TASK GOAL: Repeat, exactly and completely, the material that follows. Omit the pictures.

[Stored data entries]
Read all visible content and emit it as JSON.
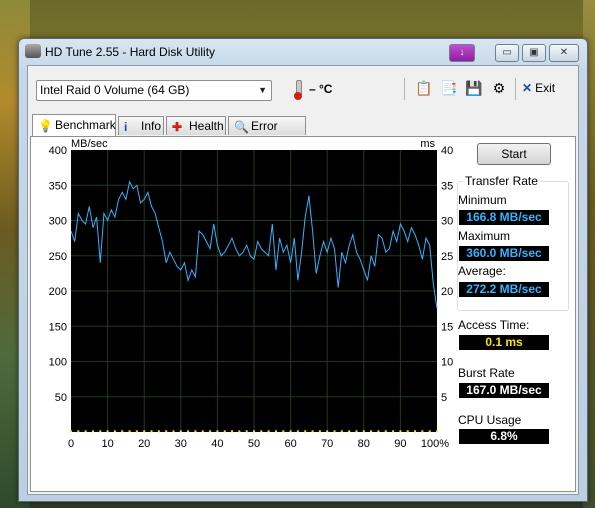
{
  "window": {
    "title": "HD Tune 2.55 - Hard Disk Utility"
  },
  "titlebar_buttons": {
    "minimize": "▭",
    "maximize": "▣",
    "close": "✕"
  },
  "toolbar": {
    "drive": "Intel   Raid 0 Volume (64 GB)",
    "temperature": "– °C",
    "exit_label": "Exit"
  },
  "tabs": [
    {
      "label": "Benchmark",
      "icon": "lightbulb-icon",
      "active": true
    },
    {
      "label": "Info",
      "icon": "info-icon"
    },
    {
      "label": "Health",
      "icon": "health-cross-icon"
    },
    {
      "label": "Error Scan",
      "icon": "magnifier-icon"
    }
  ],
  "side": {
    "start_label": "Start",
    "transfer_title": "Transfer Rate",
    "minimum_label": "Minimum",
    "minimum_value": "166.8 MB/sec",
    "maximum_label": "Maximum",
    "maximum_value": "360.0 MB/sec",
    "average_label": "Average:",
    "average_value": "272.2 MB/sec",
    "access_label": "Access Time:",
    "access_value": "0.1 ms",
    "burst_label": "Burst Rate",
    "burst_value": "167.0 MB/sec",
    "cpu_label": "CPU Usage",
    "cpu_value": "6.8%"
  },
  "colors": {
    "transfer_line": "#3ab0ff",
    "access_points": "#f6e30a",
    "plot_bg": "#000000"
  },
  "chart_data": {
    "type": "line",
    "ylabel_left": "MB/sec",
    "ylabel_right": "ms",
    "y_left_ticks": [
      "400",
      "350",
      "300",
      "250",
      "200",
      "150",
      "100",
      "50"
    ],
    "y_right_ticks": [
      "40",
      "35",
      "30",
      "25",
      "20",
      "15",
      "10",
      "5"
    ],
    "x_ticks": [
      "0",
      "10",
      "20",
      "30",
      "40",
      "50",
      "60",
      "70",
      "80",
      "90",
      "100%"
    ],
    "xlim": [
      0,
      100
    ],
    "ylim_left": [
      0,
      400
    ],
    "ylim_right": [
      0,
      40
    ],
    "grid": true,
    "series": [
      {
        "x": [
          0,
          1,
          2,
          3,
          4,
          5,
          6,
          7,
          8,
          9,
          10,
          11,
          12,
          13,
          14,
          15,
          16,
          17,
          18,
          19,
          20,
          21,
          22,
          23,
          24,
          25,
          26,
          27,
          28,
          29,
          30,
          31,
          32,
          33,
          34,
          35,
          36,
          37,
          38,
          39,
          40,
          41,
          42,
          43,
          44,
          45,
          46,
          47,
          48,
          49,
          50,
          51,
          52,
          53,
          54,
          55,
          56,
          57,
          58,
          59,
          60,
          61,
          62,
          63,
          64,
          65,
          66,
          67,
          68,
          69,
          70,
          71,
          72,
          73,
          74,
          75,
          76,
          77,
          78,
          79,
          80,
          81,
          82,
          83,
          84,
          85,
          86,
          87,
          88,
          89,
          90,
          91,
          92,
          93,
          94,
          95,
          96,
          97,
          98,
          99,
          100
        ],
        "y": [
          285,
          270,
          310,
          300,
          295,
          320,
          290,
          305,
          240,
          310,
          300,
          315,
          305,
          330,
          340,
          330,
          355,
          345,
          350,
          325,
          330,
          340,
          320,
          310,
          290,
          270,
          240,
          255,
          245,
          235,
          230,
          240,
          215,
          230,
          220,
          285,
          280,
          270,
          260,
          295,
          265,
          250,
          255,
          265,
          275,
          260,
          250,
          255,
          265,
          250,
          245,
          270,
          260,
          255,
          250,
          295,
          230,
          275,
          255,
          265,
          240,
          275,
          215,
          255,
          305,
          335,
          285,
          225,
          250,
          270,
          255,
          275,
          260,
          205,
          255,
          240,
          265,
          280,
          255,
          245,
          230,
          215,
          250,
          235,
          280,
          275,
          255,
          260,
          285,
          270,
          295,
          285,
          270,
          290,
          280,
          265,
          245,
          275,
          265,
          210,
          175
        ]
      },
      {
        "name": "access",
        "x": [
          0,
          2,
          4,
          6,
          8,
          10,
          12,
          14,
          16,
          18,
          20,
          22,
          24,
          26,
          28,
          30,
          32,
          34,
          36,
          38,
          40,
          42,
          44,
          46,
          48,
          50,
          52,
          54,
          56,
          58,
          60,
          62,
          64,
          66,
          68,
          70,
          72,
          74,
          76,
          78,
          80,
          82,
          84,
          86,
          88,
          90,
          92,
          94,
          96,
          98,
          100
        ],
        "y": [
          0.1,
          0.1,
          0.1,
          0.1,
          0.1,
          0.1,
          0.1,
          0.1,
          0.1,
          0.1,
          0.1,
          0.1,
          0.1,
          0.1,
          0.1,
          0.1,
          0.1,
          0.1,
          0.1,
          0.1,
          0.1,
          0.1,
          0.1,
          0.1,
          0.1,
          0.1,
          0.1,
          0.1,
          0.1,
          0.1,
          0.1,
          0.1,
          0.1,
          0.1,
          0.1,
          0.1,
          0.1,
          0.1,
          0.1,
          0.1,
          0.1,
          0.1,
          0.1,
          0.1,
          0.1,
          0.1,
          0.1,
          0.1,
          0.1,
          0.1,
          0.1
        ]
      }
    ]
  }
}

SOLUTION TO THE EXERCISE:
Read all visible content and emit it as JSON.
{
  "window": {
    "title": "HD Tune 2.55 - Hard Disk Utility"
  },
  "titlebar_buttons": {
    "minimize": "▭",
    "maximize": "▣",
    "close": "✕"
  },
  "toolbar": {
    "drive": "Intel   Raid 0 Volume (64 GB)",
    "temperature": "– °C",
    "exit_label": "Exit"
  },
  "tabs": [
    {
      "label": "Benchmark",
      "icon": "lightbulb-icon",
      "active": true
    },
    {
      "label": "Info",
      "icon": "info-icon"
    },
    {
      "label": "Health",
      "icon": "health-cross-icon"
    },
    {
      "label": "Error Scan",
      "icon": "magnifier-icon"
    }
  ],
  "side": {
    "start_label": "Start",
    "transfer_title": "Transfer Rate",
    "minimum_label": "Minimum",
    "minimum_value": "166.8 MB/sec",
    "maximum_label": "Maximum",
    "maximum_value": "360.0 MB/sec",
    "average_label": "Average:",
    "average_value": "272.2 MB/sec",
    "access_label": "Access Time:",
    "access_value": "0.1 ms",
    "burst_label": "Burst Rate",
    "burst_value": "167.0 MB/sec",
    "cpu_label": "CPU Usage",
    "cpu_value": "6.8%"
  },
  "colors": {
    "transfer_line": "#3ab0ff",
    "access_points": "#f6e30a",
    "plot_bg": "#000000"
  },
  "chart_data": {
    "type": "line",
    "ylabel_left": "MB/sec",
    "ylabel_right": "ms",
    "y_left_ticks": [
      "400",
      "350",
      "300",
      "250",
      "200",
      "150",
      "100",
      "50"
    ],
    "y_right_ticks": [
      "40",
      "35",
      "30",
      "25",
      "20",
      "15",
      "10",
      "5"
    ],
    "x_ticks": [
      "0",
      "10",
      "20",
      "30",
      "40",
      "50",
      "60",
      "70",
      "80",
      "90",
      "100%"
    ],
    "xlim": [
      0,
      100
    ],
    "ylim_left": [
      0,
      400
    ],
    "ylim_right": [
      0,
      40
    ],
    "grid": true,
    "series": [
      {
        "x": [
          0,
          1,
          2,
          3,
          4,
          5,
          6,
          7,
          8,
          9,
          10,
          11,
          12,
          13,
          14,
          15,
          16,
          17,
          18,
          19,
          20,
          21,
          22,
          23,
          24,
          25,
          26,
          27,
          28,
          29,
          30,
          31,
          32,
          33,
          34,
          35,
          36,
          37,
          38,
          39,
          40,
          41,
          42,
          43,
          44,
          45,
          46,
          47,
          48,
          49,
          50,
          51,
          52,
          53,
          54,
          55,
          56,
          57,
          58,
          59,
          60,
          61,
          62,
          63,
          64,
          65,
          66,
          67,
          68,
          69,
          70,
          71,
          72,
          73,
          74,
          75,
          76,
          77,
          78,
          79,
          80,
          81,
          82,
          83,
          84,
          85,
          86,
          87,
          88,
          89,
          90,
          91,
          92,
          93,
          94,
          95,
          96,
          97,
          98,
          99,
          100
        ],
        "y": [
          285,
          270,
          310,
          300,
          295,
          320,
          290,
          305,
          240,
          310,
          300,
          315,
          305,
          330,
          340,
          330,
          355,
          345,
          350,
          325,
          330,
          340,
          320,
          310,
          290,
          270,
          240,
          255,
          245,
          235,
          230,
          240,
          215,
          230,
          220,
          285,
          280,
          270,
          260,
          295,
          265,
          250,
          255,
          265,
          275,
          260,
          250,
          255,
          265,
          250,
          245,
          270,
          260,
          255,
          250,
          295,
          230,
          275,
          255,
          265,
          240,
          275,
          215,
          255,
          305,
          335,
          285,
          225,
          250,
          270,
          255,
          275,
          260,
          205,
          255,
          240,
          265,
          280,
          255,
          245,
          230,
          215,
          250,
          235,
          280,
          275,
          255,
          260,
          285,
          270,
          295,
          285,
          270,
          290,
          280,
          265,
          245,
          275,
          265,
          210,
          175
        ]
      },
      {
        "name": "access",
        "x": [
          0,
          2,
          4,
          6,
          8,
          10,
          12,
          14,
          16,
          18,
          20,
          22,
          24,
          26,
          28,
          30,
          32,
          34,
          36,
          38,
          40,
          42,
          44,
          46,
          48,
          50,
          52,
          54,
          56,
          58,
          60,
          62,
          64,
          66,
          68,
          70,
          72,
          74,
          76,
          78,
          80,
          82,
          84,
          86,
          88,
          90,
          92,
          94,
          96,
          98,
          100
        ],
        "y": [
          0.1,
          0.1,
          0.1,
          0.1,
          0.1,
          0.1,
          0.1,
          0.1,
          0.1,
          0.1,
          0.1,
          0.1,
          0.1,
          0.1,
          0.1,
          0.1,
          0.1,
          0.1,
          0.1,
          0.1,
          0.1,
          0.1,
          0.1,
          0.1,
          0.1,
          0.1,
          0.1,
          0.1,
          0.1,
          0.1,
          0.1,
          0.1,
          0.1,
          0.1,
          0.1,
          0.1,
          0.1,
          0.1,
          0.1,
          0.1,
          0.1,
          0.1,
          0.1,
          0.1,
          0.1,
          0.1,
          0.1,
          0.1,
          0.1,
          0.1,
          0.1
        ]
      }
    ]
  }
}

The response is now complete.